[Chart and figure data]
==================================================
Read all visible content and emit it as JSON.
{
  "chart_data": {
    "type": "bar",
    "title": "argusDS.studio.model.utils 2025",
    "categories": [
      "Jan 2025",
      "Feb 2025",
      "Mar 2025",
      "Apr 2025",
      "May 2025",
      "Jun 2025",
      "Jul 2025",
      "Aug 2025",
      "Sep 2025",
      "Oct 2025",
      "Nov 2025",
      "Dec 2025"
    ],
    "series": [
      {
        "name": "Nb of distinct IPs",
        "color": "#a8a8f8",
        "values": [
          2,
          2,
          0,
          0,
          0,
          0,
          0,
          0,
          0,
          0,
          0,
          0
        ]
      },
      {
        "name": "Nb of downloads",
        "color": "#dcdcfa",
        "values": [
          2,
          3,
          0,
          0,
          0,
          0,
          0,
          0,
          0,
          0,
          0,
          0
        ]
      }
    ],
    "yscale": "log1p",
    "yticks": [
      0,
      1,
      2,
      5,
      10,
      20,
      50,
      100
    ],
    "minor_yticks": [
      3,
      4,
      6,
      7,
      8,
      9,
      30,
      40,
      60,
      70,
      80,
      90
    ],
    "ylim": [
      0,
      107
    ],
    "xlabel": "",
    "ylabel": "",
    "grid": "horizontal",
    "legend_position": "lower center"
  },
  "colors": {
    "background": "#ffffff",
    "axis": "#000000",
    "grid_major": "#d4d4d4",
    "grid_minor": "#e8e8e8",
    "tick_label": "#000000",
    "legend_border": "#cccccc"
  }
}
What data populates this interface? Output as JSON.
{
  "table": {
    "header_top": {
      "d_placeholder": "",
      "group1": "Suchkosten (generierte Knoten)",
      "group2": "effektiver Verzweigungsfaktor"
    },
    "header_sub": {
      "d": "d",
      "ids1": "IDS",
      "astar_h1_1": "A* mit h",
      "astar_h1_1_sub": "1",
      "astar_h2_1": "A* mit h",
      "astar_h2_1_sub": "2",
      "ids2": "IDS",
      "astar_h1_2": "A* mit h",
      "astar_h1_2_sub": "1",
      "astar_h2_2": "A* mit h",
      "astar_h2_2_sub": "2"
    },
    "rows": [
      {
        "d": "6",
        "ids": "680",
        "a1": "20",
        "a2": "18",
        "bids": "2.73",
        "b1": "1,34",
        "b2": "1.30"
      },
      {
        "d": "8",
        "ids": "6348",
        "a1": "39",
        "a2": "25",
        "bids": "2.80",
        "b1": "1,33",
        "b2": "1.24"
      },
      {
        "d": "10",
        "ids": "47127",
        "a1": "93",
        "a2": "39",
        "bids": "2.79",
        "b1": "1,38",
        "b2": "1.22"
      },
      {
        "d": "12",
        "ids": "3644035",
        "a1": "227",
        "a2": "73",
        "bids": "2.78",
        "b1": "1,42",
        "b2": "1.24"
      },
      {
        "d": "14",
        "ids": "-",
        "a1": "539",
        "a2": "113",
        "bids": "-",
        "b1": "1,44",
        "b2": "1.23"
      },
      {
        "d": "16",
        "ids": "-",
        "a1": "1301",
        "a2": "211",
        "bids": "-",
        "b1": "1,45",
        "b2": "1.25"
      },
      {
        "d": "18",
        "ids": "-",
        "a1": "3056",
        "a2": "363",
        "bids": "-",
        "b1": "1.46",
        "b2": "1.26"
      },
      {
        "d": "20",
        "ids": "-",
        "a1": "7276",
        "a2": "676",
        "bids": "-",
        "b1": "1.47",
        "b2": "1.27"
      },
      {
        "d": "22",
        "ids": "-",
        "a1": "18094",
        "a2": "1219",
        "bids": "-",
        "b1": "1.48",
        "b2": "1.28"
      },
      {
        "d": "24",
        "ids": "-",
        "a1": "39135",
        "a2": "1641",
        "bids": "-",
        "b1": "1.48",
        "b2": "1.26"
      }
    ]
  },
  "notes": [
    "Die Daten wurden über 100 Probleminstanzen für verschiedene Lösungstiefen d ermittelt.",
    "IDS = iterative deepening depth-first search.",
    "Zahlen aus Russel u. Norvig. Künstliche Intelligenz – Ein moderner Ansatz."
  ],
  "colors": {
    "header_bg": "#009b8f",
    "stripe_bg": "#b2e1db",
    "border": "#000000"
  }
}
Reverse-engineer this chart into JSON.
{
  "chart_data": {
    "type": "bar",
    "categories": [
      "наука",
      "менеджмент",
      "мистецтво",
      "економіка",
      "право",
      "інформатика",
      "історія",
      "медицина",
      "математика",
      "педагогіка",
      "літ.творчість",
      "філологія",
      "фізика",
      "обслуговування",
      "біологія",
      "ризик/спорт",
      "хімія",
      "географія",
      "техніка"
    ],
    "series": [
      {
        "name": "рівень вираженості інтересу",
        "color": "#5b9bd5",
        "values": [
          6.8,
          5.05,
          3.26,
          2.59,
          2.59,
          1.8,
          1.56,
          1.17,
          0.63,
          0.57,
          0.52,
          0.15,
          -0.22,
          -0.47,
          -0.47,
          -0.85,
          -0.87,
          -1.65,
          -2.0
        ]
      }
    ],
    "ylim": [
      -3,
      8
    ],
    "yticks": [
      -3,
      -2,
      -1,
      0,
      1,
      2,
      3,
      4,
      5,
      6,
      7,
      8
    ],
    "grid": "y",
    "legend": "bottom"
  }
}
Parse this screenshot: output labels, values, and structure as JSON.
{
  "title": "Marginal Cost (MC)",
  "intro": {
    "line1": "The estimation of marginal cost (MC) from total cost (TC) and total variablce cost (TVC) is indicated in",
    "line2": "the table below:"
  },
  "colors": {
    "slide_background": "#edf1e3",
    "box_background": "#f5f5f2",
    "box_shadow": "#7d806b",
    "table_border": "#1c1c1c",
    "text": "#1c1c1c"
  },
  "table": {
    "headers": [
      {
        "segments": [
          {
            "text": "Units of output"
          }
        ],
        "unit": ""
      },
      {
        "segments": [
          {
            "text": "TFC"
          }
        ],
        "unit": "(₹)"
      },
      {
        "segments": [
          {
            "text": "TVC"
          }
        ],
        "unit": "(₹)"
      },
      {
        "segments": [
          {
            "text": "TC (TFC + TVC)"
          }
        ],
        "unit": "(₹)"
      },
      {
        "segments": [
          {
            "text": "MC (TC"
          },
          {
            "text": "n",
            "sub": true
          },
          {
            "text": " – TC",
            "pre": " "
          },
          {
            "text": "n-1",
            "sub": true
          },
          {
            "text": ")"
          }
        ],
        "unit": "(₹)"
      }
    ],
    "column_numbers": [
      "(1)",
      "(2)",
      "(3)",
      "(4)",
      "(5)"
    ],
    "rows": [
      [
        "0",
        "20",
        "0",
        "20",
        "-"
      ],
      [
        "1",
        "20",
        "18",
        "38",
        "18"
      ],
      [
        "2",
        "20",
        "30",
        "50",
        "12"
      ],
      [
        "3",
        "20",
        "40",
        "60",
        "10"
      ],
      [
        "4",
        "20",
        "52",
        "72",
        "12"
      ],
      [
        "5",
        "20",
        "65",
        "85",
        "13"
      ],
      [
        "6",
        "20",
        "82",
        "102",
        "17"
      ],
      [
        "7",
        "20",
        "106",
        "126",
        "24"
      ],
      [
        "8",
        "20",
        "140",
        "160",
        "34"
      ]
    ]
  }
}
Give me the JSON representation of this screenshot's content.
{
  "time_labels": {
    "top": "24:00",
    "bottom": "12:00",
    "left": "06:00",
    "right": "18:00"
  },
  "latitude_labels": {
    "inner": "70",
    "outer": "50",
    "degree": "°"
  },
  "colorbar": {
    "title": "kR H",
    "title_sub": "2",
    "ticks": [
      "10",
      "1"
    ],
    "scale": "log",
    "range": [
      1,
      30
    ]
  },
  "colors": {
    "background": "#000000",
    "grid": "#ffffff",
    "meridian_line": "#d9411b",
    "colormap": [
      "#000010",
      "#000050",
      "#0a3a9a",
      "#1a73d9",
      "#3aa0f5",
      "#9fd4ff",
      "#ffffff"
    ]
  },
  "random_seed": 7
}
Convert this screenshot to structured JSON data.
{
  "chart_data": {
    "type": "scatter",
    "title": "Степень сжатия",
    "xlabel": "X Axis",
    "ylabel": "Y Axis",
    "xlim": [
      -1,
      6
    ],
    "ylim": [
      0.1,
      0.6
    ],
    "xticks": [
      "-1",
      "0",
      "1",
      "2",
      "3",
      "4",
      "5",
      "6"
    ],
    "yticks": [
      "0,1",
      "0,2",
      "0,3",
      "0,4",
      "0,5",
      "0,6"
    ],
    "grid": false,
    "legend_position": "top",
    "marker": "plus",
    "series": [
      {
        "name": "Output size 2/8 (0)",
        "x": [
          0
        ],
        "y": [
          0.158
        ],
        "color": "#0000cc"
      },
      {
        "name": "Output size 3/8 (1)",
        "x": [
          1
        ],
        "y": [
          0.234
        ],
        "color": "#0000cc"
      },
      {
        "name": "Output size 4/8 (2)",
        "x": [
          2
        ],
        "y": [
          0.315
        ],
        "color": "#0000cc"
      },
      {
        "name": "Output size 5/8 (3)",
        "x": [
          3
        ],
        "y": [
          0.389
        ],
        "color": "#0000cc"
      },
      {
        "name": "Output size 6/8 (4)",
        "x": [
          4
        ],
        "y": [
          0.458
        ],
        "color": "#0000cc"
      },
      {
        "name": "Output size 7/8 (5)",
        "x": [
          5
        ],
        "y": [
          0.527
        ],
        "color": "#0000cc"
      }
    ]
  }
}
==================================================
Find all lines with "name" in them and copy each one.

        "name": "Nb of distinct IPs",
        "name": "Nb of downloads",
        "name": "рівень вираженості інтересу",
        "name": "Output size 2/8 (0)",
        "name": "Output size 3/8 (1)",
        "name": "Output size 4/8 (2)",
        "name": "Output size 5/8 (3)",
        "name": "Output size 6/8 (4)",
        "name": "Output size 7/8 (5)",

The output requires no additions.